Repeat word for word the lines from the one holding "Read out every word on this page." through the end, both ends included, and leave out every picture.

____ Provided entries

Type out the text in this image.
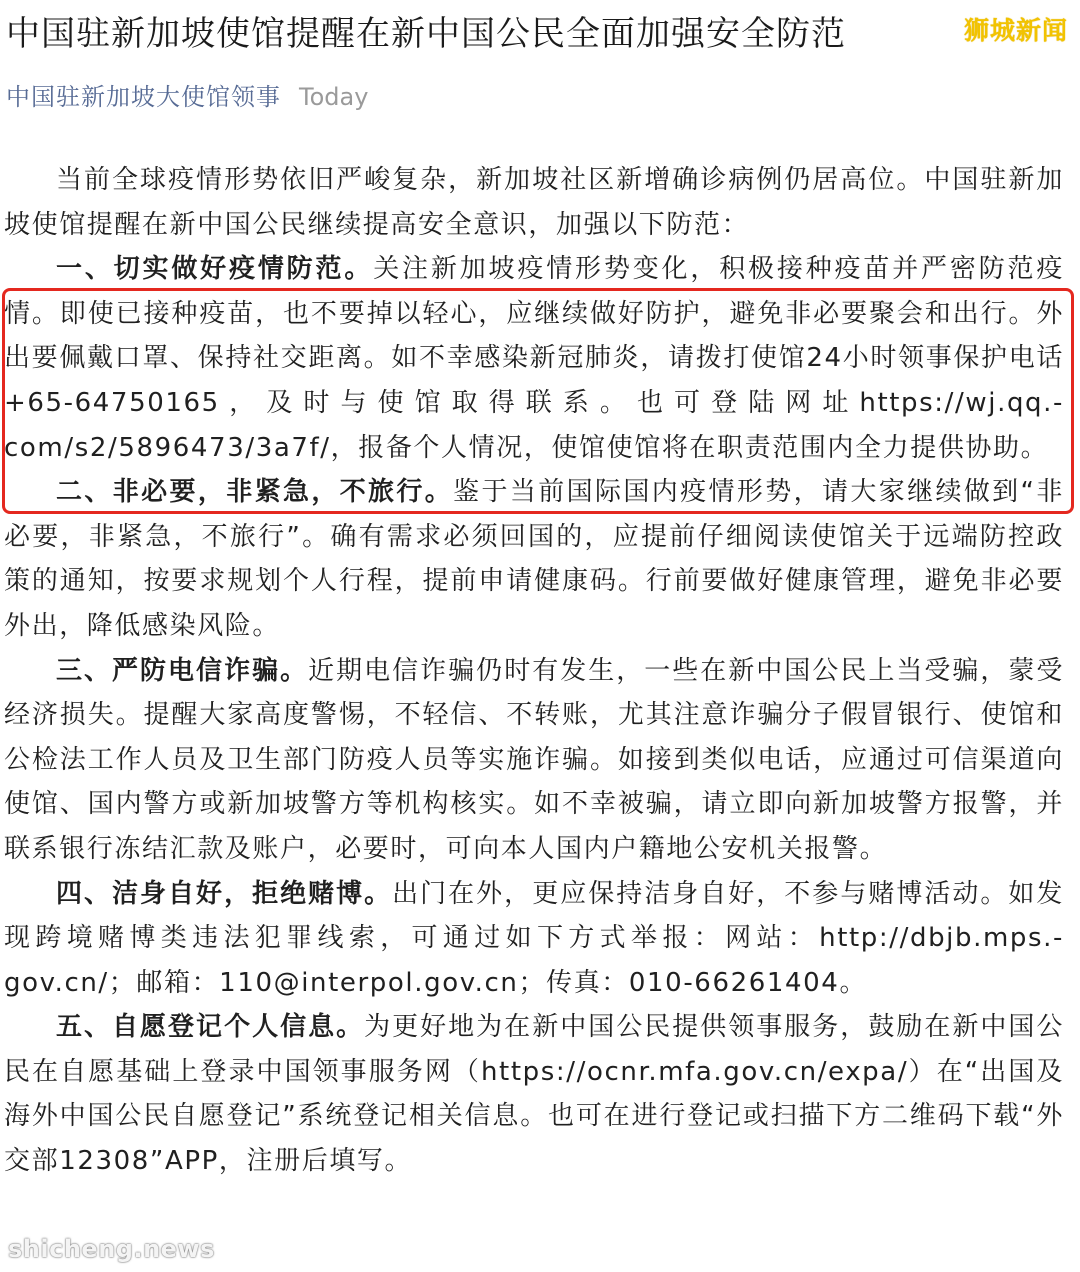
中国驻新加坡使馆提醒在新中国公民全面加强安全防范	狮城新闻
中国驻新加坡大使馆领事 Today

当前全球疫情形势依旧严峻复杂，新加坡社区新增确诊病例仍居高位。中国驻新加坡使馆提醒在新中国公民继续提高安全意识，加强以下防范：

一、切实做好疫情防范。关注新加坡疫情形势变化，积极接种疫苗并严密防范疫情。即使已接种疫苗，也不要掉以轻心，应继续做好防护，避免非必要聚会和出行。外出要佩戴口罩、保持社交距离。如不幸感染新冠肺炎，请拨打使馆24小时领事保护电话+65-64750165，及时与使馆取得联系。也可登陆网址https://wj.qq.-com/s2/5896473/3a7f/，报备个人情况，使馆使馆将在职责范围内全力提供协助。

二、非必要，非紧急，不旅行。鉴于当前国际国内疫情形势，请大家继续做到“非必要，非紧急，不旅行”。确有需求必须回国的，应提前仔细阅读使馆关于远端防控政策的通知，按要求规划个人行程，提前申请健康码。行前要做好健康管理，避免非必要外出，降低感染风险。

三、严防电信诈骗。近期电信诈骗仍时有发生，一些在新中国公民上当受骗，蒙受经济损失。提醒大家高度警惕，不轻信、不转账，尤其注意诈骗分子假冒银行、使馆和公检法工作人员及卫生部门防疫人员等实施诈骗。如接到类似电话，应通过可信渠道向使馆、国内警方或新加坡警方等机构核实。如不幸被骗，请立即向新加坡警方报警，并联系银行冻结汇款及账户，必要时，可向本人国内户籍地公安机关报警。

四、洁身自好，拒绝赌博。出门在外，更应保持洁身自好，不参与赌博活动。如发现跨境赌博类违法犯罪线索，可通过如下方式举报：网站：http://dbjb.mps.-gov.cn/；邮箱：110@interpol.gov.cn；传真：010-66261404。

五、自愿登记个人信息。为更好地为在新中国公民提供领事服务，鼓励在新中国公民在自愿基础上登录中国领事服务网（https://ocnr.mfa.gov.cn/expa/）在“出国及海外中国公民自愿登记”系统登记相关信息。也可在进行登记或扫描下方二维码下载“外交部12308”APP，注册后填写。

shicheng.news
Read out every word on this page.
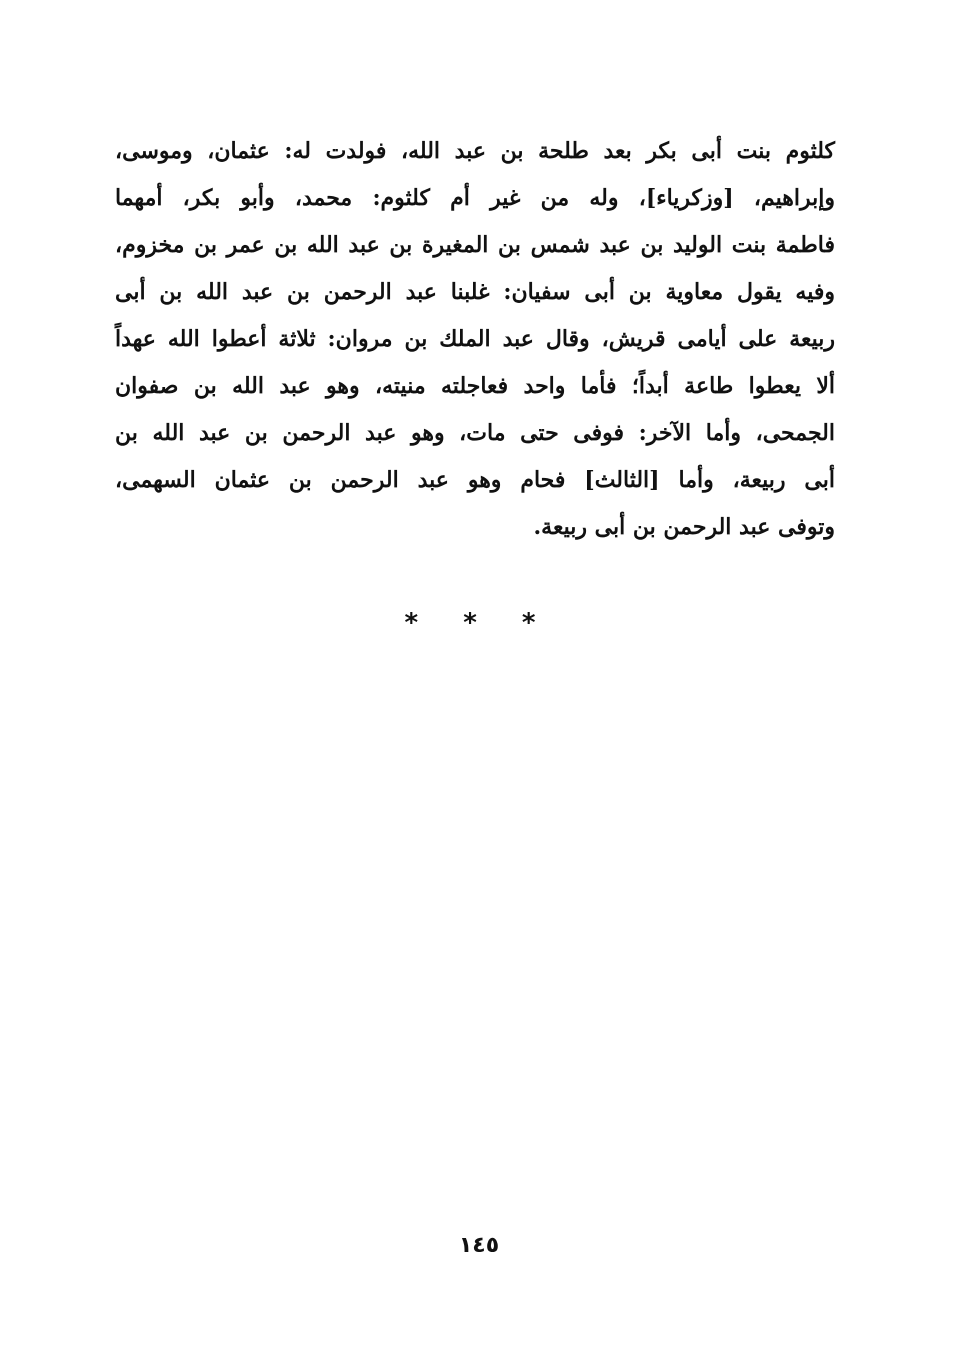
كلثوم بنت أبى بكر بعد طلحة بن عبد الله، فولدت له: عثمان، وموسى،
وإبراهيم، [وزكرياء]، وله من غير أم كلثوم: محمد، وأبو بكر، أمهما
فاطمة بنت الوليد بن عبد شمس بن المغيرة بن عبد الله بن عمر بن مخزوم،
وفيه يقول معاوية بن أبى سفيان: غلبنا عبد الرحمن بن عبد الله بن أبى
ربيعة على أيامى قريش، وقال عبد الملك بن مروان: ثلاثة أعطوا الله عهداً
ألا يعطوا طاعة أبداً؛ فأما واحد فعاجلته منيته، وهو عبد الله بن صفوان
الجمحى، وأما الآخر: فوفى حتى مات، وهو عبد الرحمن بن عبد الله بن
أبى ربيعة، وأما [الثالث] فحام وهو عبد الرحمن بن عثمان السهمى،
وتوفى عبد الرحمن بن أبى ربيعة.
* * *
١٤٥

________

◆ **Problem solution**:
Read out every word on this page.
كلثوم بنت أبى بكر بعد طلحة بن عبد الله، فولدت له: عثمان، وموسى،
وإبراهيم، [وزكرياء]، وله من غير أم كلثوم: محمد، وأبو بكر، أمهما
فاطمة بنت الوليد بن عبد شمس بن المغيرة بن عبد الله بن عمر بن مخزوم،
وفيه يقول معاوية بن أبى سفيان: غلبنا عبد الرحمن بن عبد الله بن أبى
ربيعة على أيامى قريش، وقال عبد الملك بن مروان: ثلاثة أعطوا الله عهداً
ألا يعطوا طاعة أبداً؛ فأما واحد فعاجلته منيته، وهو عبد الله بن صفوان
الجمحى، وأما الآخر: فوفى حتى مات، وهو عبد الرحمن بن عبد الله بن
أبى ربيعة، وأما [الثالث] فحام وهو عبد الرحمن بن عثمان السهمى،
وتوفى عبد الرحمن بن أبى ربيعة.
* * *
١٤٥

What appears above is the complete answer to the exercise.